→ Task brief
Locate all lines with the word "защиты". Copy them.

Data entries

○ ○ ○

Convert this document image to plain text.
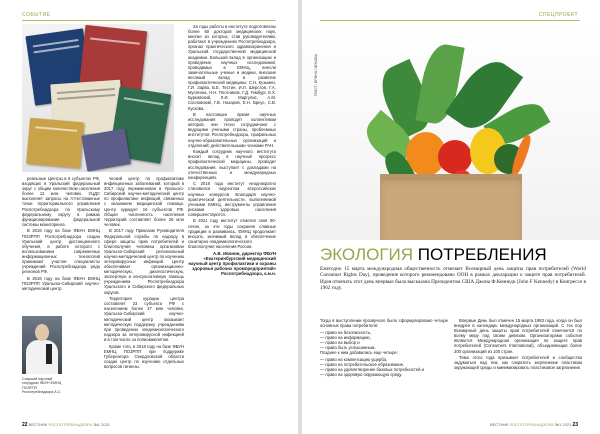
СОБЫТИЕ

реальные Центры в 6 субъектах РФ, входящих в Уральский федеральный округ с общим количеством населения более 12 млн. человек. УЦДС выполняет запросы на Аттестованные точки территориального управления Роспотребнадзора по Уральскому федеральному округу в рамках функционирования федеральной системы мониторинга.

В 2016 году на базе ФБУН ЕМНЦ ПОЗРПП Роспотребнадзора создан Уральский центр дистанционного обучения, в работе которого с использованием современных информационных технологий принимают участие специалисты учреждений Роспотребнадзора ряда регионов РФ.

В 2016 году на базе ФБУН ЕМНЦ ПОЗРПП Уральско-Сибирский научно-методический центр.

Старший научный сотрудник ФБУН ЕМНЦ ПОЗРПП Роспотребнадзора А.С.

ческий центр по профилактике инфекционных заболеваний, который в 2017 году переименован в Уральско-Сибирский научно-методический центр по профилактике инфекций, связанных с оказанием медицинской помощи. Центр курирует 16 субъектов РФ. Общая численность населения территорий составляет более 26 млн человек.

В 2017 году Приказом Руководителя Федеральной службы по надзору в сфере защиты прав потребителей и благополучия человека организован Уральско-Сибирский региональный научно-методический центр по изучению энтеровирусных инфекций. Центр обеспечивает организационно-методическую, диагностическую, экспертную и консультативную помощь учреждениям Роспотребнадзора Уральского и Сибирского федеральных округов.

Территория курации центра составляет 23 субъекта РФ с населением более 37 млн человек. Уральско-Сибирский научно-методический центр оказывает методическую поддержку учреждениям при проведении эпидемиологического надзора за энтеровирусной инфекцией и в том числе за полиомиелитом.

Кроме того, в 2018 году на базе ФБУН ЕМНЦ ПОЗРПП при поддержке Губернатора Свердловской области создан центр по изучению отдельных вопросов гигиены.

За годы работы в институте подготовлены более 60 докторов медицинских наук, многие из которых, став руководителями, работают в учреждениях Роспотребнадзора, органах практического здравоохранения и Уральской государственной медицинской академии. Большой вклад в организацию и проведение научных исследований, проводимых в ЕМНЦ, внесли замечательные ученые и медики, внесшие весомый вклад в развитие профилактической медицины: С.Н. Кузьмин, Г.И. Зарва, Б.Е. Тестин, И.Л. Шерстов, Г.А. Мусягина, Н.Н. Плотников, Г.Д. Гембург, Е.Х. Бурковский, Л.И. Маргулис, А.М. Сосновский, Г.В. Назаров, Е.Н. Бреус, С.В. Кускова.

В настоящее время научные исследования проводят коллективом авторов, они тесно сотрудничают с ведущими учеными страны, проблемных институтов Роспотребнадзора, профильных научно-образовательных организаций и отделений; действительными членами РАН.

Каждый сотрудник научного института вносит вклад в научный прогресс профилактической медицины, проводит исследования, выступает с докладами на отечественных и международных конференциях.

С 2018 года институт неоднократно становился лауреатом всероссийских научных конкурсов. Благодаря научно-практической деятельности, выполняемой учеными ЕМНЦ, инструменты управления рисками здоровью населения совершенствуются.

В 2021 году институт отметил своё 90-летие, за эти годы сохраняя славные традиции и развиваясь, ЕМНЦ продолжает вносить значимый вклад в обеспечение санитарно-эпидемиологического благополучия населения России.

А.В. Ивонин, директор ФБУН «Екатеринбургский медицинский научный центр профилактики и охраны здоровья рабочих промпредприятий» Роспотребнадзора, к.м.н.

22 ВЕСТНИК РОСПОТРЕБНАДЗОРА №1 2021
СПЕЦПРОЕКТ
ТЕКСТ: ИРИНА ЧИЖОВА
ЭКОЛОГИЯ ПОТРЕБЛЕНИЯ
Ежегодно 15 марта международная общественность отмечает Всемирный день защиты прав потребителей (World Consumer Rights Day), проведение которого рекомендовано ООН в рамках декларации о защите прав потребителей. Идея отмечать этот день впервые была высказана Президентом США Джона Ф.Кеннеди (John F Kennedy) в Конгрессе в 1962 году.

Тогда в выступлении прозвучало было сформулировано четыре основных права потребителя:

— право на безопасность,
— право на информацию,
— право на выбор и
— право быть услышанным.

Позднее к ним добавились еще четыре:

— право на компенсацию ущерба,
— право на потребительское образование,
— право на удовлетворение базовых потребностей и
— право на здоровую окружающую среду.

Впервые День был отмечен 15 марта 1983 года, когда он был внедрен в календарь международных организаций. С тех пор Всемирный день защиты прав потребителей отмечается по всему миру под своим девизом. Организаторами события являются Международная организация по защите прав потребителей (Consumers International), объединяющая более 200 организаций из 100 стран.

Тема этого года призывает потребителей и сообщества задуматься над тем, как сократить загрязнение пластиком окружающей среды и минимизировать пластиковое загрязнение.

ВЕСТНИК РОСПОТРЕБНАДЗОРА №1 2021 23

○ ○ ○

→ Result of this exercise
В 2017 году Приказом Руководителя Федеральной службы по надзору в сфере защиты прав потребителей и благополучия человека организован Уральско-Сибирский региональный научно-методический центр по изучению энтеровирусных инфекций. Центр обеспечивает организационно-методическую, диагностическую, экспертную и консультативную помощь учреждениям Роспотребнадзора Уральского и Сибирского федеральных округов.
Ежегодно 15 марта международная общественность отмечает Всемирный день защиты прав потребителей (World Consumer Rights Day), проведение которого рекомендовано ООН в рамках декларации о защите прав потребителей. Идея отмечать этот день впервые была высказана Президентом США Джона Ф.Кеннеди (John F Kennedy) в Конгрессе в 1962 году.
Впервые День был отмечен 15 марта 1983 года, когда он был внедрен в календарь международных организаций. С тех пор Всемирный день защиты прав потребителей отмечается по всему миру под своим девизом. Организаторами события являются Международная организация по защите прав потребителей (Consumers International), объединяющая более 200 организаций из 100 стран.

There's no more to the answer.